Records:
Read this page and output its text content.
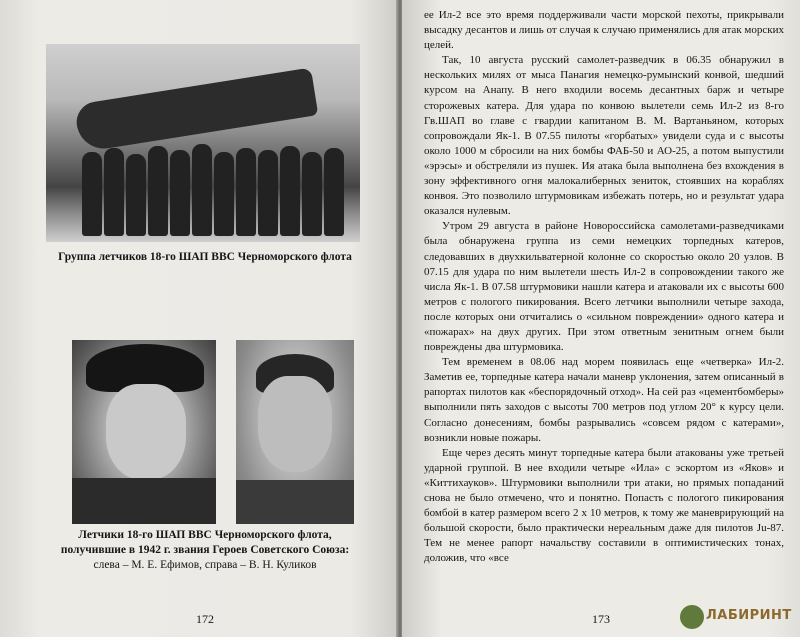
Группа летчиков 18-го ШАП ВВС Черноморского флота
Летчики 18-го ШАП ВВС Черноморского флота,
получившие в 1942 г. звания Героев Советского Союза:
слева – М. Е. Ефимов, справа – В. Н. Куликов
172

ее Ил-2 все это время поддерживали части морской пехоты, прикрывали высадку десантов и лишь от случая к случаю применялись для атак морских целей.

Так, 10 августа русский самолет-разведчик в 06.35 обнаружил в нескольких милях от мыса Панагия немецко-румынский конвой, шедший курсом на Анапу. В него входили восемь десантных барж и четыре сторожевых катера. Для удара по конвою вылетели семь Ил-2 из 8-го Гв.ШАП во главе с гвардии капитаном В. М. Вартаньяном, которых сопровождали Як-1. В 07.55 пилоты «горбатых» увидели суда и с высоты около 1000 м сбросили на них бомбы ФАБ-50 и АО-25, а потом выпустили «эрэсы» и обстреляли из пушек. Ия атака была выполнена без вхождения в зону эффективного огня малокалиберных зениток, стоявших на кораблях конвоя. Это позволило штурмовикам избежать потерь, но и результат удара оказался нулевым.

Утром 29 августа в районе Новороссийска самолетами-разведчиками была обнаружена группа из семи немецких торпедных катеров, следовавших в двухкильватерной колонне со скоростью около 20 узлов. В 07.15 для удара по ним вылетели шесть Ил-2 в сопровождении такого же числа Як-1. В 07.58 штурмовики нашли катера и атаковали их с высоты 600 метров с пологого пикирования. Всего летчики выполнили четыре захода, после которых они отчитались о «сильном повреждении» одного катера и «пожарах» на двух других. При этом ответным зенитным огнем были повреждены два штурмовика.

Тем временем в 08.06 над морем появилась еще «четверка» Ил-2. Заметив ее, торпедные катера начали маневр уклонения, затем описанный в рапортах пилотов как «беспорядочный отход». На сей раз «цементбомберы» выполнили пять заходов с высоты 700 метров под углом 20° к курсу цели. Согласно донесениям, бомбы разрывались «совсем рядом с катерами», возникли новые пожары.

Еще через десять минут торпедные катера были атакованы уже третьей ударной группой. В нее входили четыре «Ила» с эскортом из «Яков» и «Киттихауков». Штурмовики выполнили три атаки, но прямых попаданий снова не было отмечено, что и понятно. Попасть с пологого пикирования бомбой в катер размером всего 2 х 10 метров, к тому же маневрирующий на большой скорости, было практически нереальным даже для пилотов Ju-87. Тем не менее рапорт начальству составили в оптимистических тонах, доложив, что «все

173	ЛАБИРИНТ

What you will do: Pictures in the records above should not be copied. Repeat everything else exactly.

Answer:
Read this page and output its text content.
Группа летчиков 18-го ШАП ВВС Черноморского флота
Летчики 18-го ШАП ВВС Черноморского флота,
получившие в 1942 г. звания Героев Советского Союза:
слева – М. Е. Ефимов, справа – В. Н. Куликов
172

ее Ил-2 все это время поддерживали части морской пехоты, прикрывали высадку десантов и лишь от случая к случаю применялись для атак морских целей.

Так, 10 августа русский самолет-разведчик в 06.35 обнаружил в нескольких милях от мыса Панагия немецко-румынский конвой, шедший курсом на Анапу. В него входили восемь десантных барж и четыре сторожевых катера. Для удара по конвою вылетели семь Ил-2 из 8-го Гв.ШАП во главе с гвардии капитаном В. М. Вартаньяном, которых сопровождали Як-1. В 07.55 пилоты «горбатых» увидели суда и с высоты около 1000 м сбросили на них бомбы ФАБ-50 и АО-25, а потом выпустили «эрэсы» и обстреляли из пушек. Ия атака была выполнена без вхождения в зону эффективного огня малокалиберных зениток, стоявших на кораблях конвоя. Это позволило штурмовикам избежать потерь, но и результат удара оказался нулевым.

Утром 29 августа в районе Новороссийска самолетами-разведчиками была обнаружена группа из семи немецких торпедных катеров, следовавших в двухкильватерной колонне со скоростью около 20 узлов. В 07.15 для удара по ним вылетели шесть Ил-2 в сопровождении такого же числа Як-1. В 07.58 штурмовики нашли катера и атаковали их с высоты 600 метров с пологого пикирования. Всего летчики выполнили четыре захода, после которых они отчитались о «сильном повреждении» одного катера и «пожарах» на двух других. При этом ответным зенитным огнем были повреждены два штурмовика.

Тем временем в 08.06 над морем появилась еще «четверка» Ил-2. Заметив ее, торпедные катера начали маневр уклонения, затем описанный в рапортах пилотов как «беспорядочный отход». На сей раз «цементбомберы» выполнили пять заходов с высоты 700 метров под углом 20° к курсу цели. Согласно донесениям, бомбы разрывались «совсем рядом с катерами», возникли новые пожары.

Еще через десять минут торпедные катера были атакованы уже третьей ударной группой. В нее входили четыре «Ила» с эскортом из «Яков» и «Киттихауков». Штурмовики выполнили три атаки, но прямых попаданий снова не было отмечено, что и понятно. Попасть с пологого пикирования бомбой в катер размером всего 2 х 10 метров, к тому же маневрирующий на большой скорости, было практически нереальным даже для пилотов Ju-87. Тем не менее рапорт начальству составили в оптимистических тонах, доложив, что «все

173	ЛАБИРИНТ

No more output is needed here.